Task objective:
For the data that follows, report how many lines contain the word "съел", and nothing else.

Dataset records
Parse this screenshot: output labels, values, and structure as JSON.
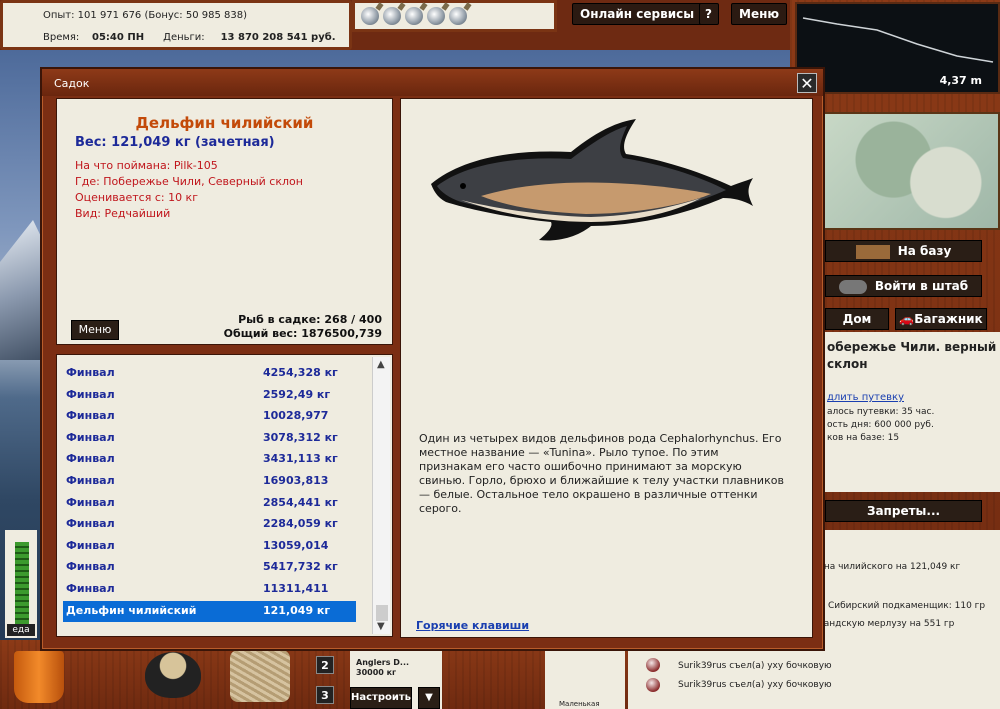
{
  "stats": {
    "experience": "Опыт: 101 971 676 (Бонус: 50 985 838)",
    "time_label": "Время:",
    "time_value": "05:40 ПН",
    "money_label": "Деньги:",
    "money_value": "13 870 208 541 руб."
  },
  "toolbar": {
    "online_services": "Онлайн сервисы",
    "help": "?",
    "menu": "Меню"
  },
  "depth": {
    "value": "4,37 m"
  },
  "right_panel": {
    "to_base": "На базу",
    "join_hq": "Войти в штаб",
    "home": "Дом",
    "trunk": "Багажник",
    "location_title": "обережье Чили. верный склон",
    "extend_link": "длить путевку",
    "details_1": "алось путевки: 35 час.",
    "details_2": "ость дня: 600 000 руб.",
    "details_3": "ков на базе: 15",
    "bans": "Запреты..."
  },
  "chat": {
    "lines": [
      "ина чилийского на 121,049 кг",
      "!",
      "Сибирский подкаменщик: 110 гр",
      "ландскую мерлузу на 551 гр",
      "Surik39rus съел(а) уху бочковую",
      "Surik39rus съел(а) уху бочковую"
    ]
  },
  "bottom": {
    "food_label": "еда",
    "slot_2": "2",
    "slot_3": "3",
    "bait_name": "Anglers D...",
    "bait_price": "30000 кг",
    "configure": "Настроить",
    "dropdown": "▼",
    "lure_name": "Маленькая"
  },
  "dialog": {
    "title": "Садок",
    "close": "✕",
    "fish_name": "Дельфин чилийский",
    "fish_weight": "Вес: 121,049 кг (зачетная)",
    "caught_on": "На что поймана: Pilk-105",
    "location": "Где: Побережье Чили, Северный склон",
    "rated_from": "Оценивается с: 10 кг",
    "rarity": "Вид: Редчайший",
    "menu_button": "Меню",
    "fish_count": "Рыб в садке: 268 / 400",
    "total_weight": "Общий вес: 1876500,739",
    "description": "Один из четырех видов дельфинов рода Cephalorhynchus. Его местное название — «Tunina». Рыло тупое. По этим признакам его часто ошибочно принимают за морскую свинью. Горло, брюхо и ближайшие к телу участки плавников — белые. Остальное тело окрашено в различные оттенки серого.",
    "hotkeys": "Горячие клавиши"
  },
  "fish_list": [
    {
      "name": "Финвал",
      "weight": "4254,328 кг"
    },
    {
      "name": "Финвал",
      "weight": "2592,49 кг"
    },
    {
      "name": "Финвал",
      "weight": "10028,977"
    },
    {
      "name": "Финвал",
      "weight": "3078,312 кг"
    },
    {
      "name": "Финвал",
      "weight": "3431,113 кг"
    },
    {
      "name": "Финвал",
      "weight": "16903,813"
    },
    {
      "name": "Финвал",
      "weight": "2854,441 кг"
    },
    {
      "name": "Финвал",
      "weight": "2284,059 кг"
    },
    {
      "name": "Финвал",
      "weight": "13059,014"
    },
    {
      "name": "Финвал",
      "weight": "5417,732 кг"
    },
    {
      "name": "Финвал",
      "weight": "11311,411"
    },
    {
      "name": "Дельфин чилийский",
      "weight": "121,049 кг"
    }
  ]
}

Response to this task:
2